**Passage provided**
Purpose of the Study:

  • To create a biocompatible polymer modification method for quantum dot surfaces.
  • To graft poly(2-methacryloyloxyethyl phosphorylcholine) (poly(MPC)) onto TOPO-coated QDs (CdSe/ZnS).
  • To utilize a novel double functional reversible addition-fragmentation chain transfer (RAFT) agent for this modification.

Main Methods:

  • Synthesis and characterization of Sodium 2-dodecylsulfanylthiocarbonylsulfanyl-2-methyl propionate (DMP-Na) as a double functional RAFT agent.
  • Surface tension measurements to determine the critical micelle concentration (CMC) of DMP-Na.
  • Solubilization of TOPO-coated QDs into DMP-Na micelles and subsequent polymerization of MPC.

Main Results:

  • DMP-Na demonstrated surface activity, forming micelles that solubilized TOPO-coated QDs in aqueous solution.

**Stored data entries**

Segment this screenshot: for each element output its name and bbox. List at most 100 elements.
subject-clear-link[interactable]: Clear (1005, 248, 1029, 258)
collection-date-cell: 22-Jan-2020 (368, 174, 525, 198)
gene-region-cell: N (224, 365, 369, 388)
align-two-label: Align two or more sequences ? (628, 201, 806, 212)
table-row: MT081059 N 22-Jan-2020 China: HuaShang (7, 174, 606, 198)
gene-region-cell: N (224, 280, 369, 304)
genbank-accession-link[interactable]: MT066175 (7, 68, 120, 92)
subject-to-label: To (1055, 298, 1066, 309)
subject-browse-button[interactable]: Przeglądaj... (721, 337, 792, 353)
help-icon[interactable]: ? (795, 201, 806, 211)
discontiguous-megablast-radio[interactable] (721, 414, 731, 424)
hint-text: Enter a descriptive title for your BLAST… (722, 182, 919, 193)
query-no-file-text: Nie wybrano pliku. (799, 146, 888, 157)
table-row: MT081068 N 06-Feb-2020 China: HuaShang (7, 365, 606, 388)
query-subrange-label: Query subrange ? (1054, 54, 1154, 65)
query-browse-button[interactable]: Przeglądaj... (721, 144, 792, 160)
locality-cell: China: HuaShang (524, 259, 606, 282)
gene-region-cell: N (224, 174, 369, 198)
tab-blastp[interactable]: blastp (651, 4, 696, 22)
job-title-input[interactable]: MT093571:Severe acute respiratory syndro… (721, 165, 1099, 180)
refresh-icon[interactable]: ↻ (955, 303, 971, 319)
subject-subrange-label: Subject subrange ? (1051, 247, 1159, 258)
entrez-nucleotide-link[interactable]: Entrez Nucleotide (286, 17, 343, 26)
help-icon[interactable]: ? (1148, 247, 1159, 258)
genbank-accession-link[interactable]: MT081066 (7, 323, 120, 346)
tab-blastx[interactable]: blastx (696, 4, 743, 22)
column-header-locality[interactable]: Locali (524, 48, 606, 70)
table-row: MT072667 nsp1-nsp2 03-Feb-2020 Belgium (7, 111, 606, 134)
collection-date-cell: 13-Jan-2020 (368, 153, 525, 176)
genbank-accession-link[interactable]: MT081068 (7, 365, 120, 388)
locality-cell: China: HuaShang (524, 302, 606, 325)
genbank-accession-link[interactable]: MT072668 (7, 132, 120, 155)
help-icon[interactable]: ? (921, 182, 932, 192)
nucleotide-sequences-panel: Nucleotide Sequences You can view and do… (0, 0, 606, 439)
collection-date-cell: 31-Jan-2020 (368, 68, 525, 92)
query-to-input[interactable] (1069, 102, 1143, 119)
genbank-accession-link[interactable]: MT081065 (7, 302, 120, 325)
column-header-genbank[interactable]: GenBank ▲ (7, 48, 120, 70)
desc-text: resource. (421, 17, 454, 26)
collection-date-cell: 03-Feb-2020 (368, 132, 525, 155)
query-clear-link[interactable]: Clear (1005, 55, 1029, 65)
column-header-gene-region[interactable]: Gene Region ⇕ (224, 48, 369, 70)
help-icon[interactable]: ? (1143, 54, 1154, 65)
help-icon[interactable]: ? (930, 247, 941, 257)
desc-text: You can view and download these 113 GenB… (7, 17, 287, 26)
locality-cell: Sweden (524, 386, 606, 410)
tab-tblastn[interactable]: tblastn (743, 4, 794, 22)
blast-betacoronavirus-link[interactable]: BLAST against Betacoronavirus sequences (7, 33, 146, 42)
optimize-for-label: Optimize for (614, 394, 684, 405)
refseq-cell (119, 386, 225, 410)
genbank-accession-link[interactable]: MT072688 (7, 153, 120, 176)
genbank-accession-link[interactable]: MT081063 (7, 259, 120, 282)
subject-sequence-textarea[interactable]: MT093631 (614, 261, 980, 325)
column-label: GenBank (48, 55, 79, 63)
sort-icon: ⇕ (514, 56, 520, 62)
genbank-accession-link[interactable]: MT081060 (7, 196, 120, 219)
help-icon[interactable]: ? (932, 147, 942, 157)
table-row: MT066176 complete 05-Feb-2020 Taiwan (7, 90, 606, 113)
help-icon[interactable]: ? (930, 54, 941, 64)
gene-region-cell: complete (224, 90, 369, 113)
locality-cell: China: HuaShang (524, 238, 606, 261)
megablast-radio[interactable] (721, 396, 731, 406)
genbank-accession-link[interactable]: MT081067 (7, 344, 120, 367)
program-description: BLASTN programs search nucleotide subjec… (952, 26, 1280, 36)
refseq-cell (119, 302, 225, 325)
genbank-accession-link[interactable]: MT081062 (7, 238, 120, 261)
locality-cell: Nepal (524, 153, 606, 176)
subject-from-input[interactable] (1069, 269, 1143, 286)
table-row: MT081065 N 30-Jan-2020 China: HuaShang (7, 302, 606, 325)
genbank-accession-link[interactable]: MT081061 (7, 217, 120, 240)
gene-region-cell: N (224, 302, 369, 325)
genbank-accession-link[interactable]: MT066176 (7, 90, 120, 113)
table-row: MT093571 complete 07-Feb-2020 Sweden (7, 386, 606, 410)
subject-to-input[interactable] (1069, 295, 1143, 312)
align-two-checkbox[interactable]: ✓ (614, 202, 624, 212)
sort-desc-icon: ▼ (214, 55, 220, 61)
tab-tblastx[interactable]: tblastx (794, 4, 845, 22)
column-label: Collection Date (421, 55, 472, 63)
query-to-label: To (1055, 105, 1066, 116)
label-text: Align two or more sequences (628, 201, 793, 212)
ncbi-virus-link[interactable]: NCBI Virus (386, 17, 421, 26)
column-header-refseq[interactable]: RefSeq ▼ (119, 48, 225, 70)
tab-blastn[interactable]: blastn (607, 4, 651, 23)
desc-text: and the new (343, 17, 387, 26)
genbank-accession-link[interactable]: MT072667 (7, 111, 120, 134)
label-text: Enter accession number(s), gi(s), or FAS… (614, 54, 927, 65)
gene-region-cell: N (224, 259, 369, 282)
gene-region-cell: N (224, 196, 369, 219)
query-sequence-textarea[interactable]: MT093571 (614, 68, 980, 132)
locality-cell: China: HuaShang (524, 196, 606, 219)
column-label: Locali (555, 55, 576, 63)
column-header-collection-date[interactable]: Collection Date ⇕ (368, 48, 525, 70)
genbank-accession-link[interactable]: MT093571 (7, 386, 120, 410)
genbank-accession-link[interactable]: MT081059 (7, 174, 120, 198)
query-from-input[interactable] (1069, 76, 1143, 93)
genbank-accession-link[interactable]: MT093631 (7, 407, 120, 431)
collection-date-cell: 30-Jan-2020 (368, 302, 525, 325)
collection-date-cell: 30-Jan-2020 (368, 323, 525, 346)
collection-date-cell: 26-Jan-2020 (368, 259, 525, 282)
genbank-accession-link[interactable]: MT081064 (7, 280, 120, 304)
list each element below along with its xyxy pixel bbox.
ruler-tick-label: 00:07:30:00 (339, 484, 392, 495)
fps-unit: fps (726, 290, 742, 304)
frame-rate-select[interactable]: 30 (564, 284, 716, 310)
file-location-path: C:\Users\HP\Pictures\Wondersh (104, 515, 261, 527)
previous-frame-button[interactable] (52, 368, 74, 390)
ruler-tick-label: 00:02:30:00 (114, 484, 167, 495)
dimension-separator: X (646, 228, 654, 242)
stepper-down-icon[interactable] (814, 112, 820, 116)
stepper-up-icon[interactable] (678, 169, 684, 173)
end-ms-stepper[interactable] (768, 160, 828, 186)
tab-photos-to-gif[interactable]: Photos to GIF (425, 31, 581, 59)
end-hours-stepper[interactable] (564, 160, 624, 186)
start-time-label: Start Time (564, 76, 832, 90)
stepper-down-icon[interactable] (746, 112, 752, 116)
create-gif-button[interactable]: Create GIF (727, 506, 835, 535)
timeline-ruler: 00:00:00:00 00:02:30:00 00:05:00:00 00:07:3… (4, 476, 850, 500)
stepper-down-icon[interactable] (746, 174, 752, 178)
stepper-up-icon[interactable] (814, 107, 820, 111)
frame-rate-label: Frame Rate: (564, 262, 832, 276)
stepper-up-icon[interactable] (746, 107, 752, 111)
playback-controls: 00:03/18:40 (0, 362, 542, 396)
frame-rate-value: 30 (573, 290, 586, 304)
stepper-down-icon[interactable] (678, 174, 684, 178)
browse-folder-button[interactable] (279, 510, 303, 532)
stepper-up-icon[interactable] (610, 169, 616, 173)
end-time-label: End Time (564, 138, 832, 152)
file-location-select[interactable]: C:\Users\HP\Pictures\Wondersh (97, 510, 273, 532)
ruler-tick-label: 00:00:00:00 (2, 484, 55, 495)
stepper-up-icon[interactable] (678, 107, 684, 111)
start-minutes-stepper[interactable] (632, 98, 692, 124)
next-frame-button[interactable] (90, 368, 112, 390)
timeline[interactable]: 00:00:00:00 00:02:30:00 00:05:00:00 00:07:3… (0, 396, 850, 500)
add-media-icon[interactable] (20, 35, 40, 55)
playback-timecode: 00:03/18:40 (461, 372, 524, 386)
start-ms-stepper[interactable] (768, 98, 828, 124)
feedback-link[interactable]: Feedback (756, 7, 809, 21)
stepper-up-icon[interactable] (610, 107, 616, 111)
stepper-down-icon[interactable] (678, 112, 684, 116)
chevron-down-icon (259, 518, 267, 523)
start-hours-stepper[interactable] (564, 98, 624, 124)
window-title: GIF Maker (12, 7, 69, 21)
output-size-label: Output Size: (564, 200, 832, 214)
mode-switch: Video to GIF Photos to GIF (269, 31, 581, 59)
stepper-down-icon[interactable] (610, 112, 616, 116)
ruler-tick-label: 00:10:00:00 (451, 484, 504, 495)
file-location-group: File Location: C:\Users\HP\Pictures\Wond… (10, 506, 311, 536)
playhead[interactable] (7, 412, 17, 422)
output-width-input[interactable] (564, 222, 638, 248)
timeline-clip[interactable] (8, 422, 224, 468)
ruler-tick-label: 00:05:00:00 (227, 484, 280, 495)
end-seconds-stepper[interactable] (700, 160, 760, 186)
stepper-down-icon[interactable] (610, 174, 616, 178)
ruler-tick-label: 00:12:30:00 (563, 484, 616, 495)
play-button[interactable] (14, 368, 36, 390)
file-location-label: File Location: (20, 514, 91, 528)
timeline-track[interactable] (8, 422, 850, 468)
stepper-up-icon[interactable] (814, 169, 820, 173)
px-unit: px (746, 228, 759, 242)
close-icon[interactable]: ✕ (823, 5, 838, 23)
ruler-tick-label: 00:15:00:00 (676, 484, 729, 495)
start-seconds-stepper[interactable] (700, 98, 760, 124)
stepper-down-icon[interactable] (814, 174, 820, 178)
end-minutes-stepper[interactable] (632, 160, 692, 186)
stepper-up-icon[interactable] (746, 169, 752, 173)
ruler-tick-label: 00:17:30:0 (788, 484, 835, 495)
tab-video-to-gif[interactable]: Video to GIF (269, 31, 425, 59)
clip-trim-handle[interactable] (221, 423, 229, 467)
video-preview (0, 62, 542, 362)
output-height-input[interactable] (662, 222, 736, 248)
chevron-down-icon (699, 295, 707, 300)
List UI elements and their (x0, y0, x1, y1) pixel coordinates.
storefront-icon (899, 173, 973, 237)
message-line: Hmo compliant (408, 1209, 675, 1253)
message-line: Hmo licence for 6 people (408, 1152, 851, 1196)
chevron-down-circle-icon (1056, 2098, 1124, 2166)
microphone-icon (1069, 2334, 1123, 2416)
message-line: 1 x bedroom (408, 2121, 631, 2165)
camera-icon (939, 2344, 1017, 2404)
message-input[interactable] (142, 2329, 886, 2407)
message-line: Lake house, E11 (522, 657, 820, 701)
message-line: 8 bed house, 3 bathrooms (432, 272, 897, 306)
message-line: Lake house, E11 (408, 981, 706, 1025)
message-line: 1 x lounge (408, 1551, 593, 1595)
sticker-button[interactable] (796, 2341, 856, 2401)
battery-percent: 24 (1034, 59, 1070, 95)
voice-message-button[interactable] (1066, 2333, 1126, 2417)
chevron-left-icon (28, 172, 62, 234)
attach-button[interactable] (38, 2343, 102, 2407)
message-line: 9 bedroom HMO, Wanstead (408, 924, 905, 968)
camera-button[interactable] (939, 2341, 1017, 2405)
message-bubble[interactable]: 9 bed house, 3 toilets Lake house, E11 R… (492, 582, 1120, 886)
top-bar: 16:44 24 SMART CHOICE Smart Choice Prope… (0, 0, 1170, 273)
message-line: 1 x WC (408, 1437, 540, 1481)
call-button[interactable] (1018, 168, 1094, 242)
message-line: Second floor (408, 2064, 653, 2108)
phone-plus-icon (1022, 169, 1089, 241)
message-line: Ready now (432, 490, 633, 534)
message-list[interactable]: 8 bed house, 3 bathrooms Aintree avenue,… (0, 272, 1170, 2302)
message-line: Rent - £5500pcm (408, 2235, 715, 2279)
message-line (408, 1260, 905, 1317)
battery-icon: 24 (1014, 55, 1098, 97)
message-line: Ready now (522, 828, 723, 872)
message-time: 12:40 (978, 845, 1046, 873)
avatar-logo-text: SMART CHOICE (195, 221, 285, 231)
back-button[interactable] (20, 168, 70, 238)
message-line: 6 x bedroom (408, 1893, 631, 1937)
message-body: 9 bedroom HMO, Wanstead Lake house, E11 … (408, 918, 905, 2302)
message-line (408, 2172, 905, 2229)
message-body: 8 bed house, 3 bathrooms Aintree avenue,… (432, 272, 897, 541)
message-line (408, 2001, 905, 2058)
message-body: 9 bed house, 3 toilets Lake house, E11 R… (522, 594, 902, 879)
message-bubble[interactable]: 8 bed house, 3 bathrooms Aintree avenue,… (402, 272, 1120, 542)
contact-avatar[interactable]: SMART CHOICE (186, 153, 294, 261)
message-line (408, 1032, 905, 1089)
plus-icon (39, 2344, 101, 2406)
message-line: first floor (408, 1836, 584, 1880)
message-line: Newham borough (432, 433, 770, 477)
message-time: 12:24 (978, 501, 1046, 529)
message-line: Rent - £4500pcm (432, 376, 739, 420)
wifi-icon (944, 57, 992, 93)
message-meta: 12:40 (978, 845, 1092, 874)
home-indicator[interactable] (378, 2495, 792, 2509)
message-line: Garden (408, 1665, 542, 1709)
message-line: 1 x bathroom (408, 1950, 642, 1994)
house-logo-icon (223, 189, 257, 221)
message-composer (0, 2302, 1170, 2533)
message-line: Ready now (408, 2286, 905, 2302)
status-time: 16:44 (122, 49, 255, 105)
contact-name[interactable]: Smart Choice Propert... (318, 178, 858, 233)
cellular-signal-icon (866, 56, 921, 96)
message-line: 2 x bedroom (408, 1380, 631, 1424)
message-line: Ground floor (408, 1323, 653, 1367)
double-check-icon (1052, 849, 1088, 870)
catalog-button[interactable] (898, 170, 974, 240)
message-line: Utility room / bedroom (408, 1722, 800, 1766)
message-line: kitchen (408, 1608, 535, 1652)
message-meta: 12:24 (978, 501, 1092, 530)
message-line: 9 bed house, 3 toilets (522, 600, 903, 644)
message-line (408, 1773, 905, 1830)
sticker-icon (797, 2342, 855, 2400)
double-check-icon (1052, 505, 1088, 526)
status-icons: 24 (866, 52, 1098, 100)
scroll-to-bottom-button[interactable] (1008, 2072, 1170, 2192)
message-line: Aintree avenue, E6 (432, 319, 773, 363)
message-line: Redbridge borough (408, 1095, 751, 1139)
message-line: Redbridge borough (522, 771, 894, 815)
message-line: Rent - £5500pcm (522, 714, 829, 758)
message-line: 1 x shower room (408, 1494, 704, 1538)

**Requirement 1**
Revise the part of the study summary that opens with the words "Purpose of the" and closes with "functional RAFT agent.", putting "TOPO-capped QDs" wherever "TOPO-coated QDs" appears.
**Requirement 2**
Extend the summary of the quantum dot polymer modification study, picking up after its last line.
The listing plays no role in any of the tasks.

**Written response 1**
Purpose of the Study:

  • To create a biocompatible polymer modification method for quantum dot surfaces.
  • To graft poly(2-methacryloyloxyethyl phosphorylcholine) (poly(MPC)) onto TOPO-capped QDs (CdSe/ZnS).
  • To utilize a novel double functional reversible addition-fragmentation chain transfer (RAFT) agent for this modification.

Main Methods:

  • Synthesis and characterization of Sodium 2-dodecylsulfanylthiocarbonylsulfanyl-2-methyl propionate (DMP-Na) as a double functional RAFT agent.

**Written response 2**
  • QD fluorescence properties (narrow FWHM, peak top) remained stable after micelle solubilization and polymerization.
  • Poly(MPC)-modified QDs exhibited good biocompatibility and suppressed uptake by HeLa cells, with an approximate diameter of 12 nm.

Conclusions:

  • The developed strategy successfully grafted poly(MPC) onto QD surfaces using a dual-function RAFT agent.
  • The poly(MPC)-modified QDs maintain their fluorescence characteristics and show enhanced biocompatibility.
  • This method provides a promising route for developing biocompatible QDs for advanced applications.